__Short exercise__. State the number of lines in these records holding "Parkeringsplads". Say nothing more.

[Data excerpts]
———
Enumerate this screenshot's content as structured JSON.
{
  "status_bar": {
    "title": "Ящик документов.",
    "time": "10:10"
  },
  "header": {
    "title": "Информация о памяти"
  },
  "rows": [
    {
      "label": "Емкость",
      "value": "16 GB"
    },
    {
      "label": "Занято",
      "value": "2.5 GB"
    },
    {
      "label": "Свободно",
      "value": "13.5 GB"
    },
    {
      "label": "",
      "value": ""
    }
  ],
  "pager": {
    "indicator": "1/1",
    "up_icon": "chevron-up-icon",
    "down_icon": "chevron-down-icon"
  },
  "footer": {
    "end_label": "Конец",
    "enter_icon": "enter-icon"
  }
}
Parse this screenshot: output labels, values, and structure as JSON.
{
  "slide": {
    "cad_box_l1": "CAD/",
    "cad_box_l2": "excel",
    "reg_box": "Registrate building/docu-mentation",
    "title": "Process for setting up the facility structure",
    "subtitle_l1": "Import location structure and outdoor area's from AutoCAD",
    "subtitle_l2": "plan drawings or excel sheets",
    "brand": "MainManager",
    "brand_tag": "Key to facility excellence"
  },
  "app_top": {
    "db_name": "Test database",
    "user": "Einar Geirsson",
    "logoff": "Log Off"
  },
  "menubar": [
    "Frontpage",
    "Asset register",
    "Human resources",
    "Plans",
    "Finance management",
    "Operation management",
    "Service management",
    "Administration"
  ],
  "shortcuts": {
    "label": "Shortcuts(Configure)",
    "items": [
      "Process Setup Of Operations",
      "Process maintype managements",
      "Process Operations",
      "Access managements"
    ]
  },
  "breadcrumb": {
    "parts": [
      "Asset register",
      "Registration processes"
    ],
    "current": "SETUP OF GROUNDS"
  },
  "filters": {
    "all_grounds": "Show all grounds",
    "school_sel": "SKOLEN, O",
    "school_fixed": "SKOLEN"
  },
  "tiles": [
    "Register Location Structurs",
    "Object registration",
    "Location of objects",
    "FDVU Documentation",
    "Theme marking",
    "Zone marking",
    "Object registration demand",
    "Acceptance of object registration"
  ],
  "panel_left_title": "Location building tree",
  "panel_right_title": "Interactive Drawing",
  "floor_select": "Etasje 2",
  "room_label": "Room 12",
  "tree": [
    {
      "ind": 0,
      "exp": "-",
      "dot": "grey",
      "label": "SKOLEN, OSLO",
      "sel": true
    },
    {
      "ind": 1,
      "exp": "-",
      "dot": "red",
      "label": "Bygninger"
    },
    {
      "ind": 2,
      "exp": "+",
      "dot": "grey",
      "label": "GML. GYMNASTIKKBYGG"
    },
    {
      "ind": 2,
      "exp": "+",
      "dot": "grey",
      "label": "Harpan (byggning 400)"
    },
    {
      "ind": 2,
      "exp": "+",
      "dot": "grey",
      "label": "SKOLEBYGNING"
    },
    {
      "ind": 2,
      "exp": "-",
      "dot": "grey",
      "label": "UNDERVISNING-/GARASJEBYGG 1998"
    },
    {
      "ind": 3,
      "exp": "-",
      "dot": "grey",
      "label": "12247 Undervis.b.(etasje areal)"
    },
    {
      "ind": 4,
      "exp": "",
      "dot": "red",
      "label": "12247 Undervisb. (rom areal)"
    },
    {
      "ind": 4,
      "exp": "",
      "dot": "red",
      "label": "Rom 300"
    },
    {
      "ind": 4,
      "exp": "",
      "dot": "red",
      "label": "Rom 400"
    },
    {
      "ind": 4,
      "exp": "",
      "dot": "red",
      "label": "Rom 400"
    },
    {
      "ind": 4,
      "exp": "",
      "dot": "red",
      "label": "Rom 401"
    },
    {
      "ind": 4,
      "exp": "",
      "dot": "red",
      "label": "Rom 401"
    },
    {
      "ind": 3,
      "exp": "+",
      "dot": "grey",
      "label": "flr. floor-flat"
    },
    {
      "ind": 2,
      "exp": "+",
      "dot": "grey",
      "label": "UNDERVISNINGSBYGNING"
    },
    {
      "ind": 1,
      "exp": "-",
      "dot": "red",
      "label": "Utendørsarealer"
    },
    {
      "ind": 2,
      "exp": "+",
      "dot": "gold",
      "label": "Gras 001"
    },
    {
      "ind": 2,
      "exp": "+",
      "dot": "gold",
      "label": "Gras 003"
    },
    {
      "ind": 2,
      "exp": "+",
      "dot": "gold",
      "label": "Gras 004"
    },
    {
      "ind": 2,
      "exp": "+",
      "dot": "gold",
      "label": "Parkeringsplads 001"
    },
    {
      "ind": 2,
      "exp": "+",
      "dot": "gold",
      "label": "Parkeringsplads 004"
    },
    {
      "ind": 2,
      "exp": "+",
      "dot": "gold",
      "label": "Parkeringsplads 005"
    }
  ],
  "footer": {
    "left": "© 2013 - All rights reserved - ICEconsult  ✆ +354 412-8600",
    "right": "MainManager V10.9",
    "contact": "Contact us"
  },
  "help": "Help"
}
———
__Solution__. 3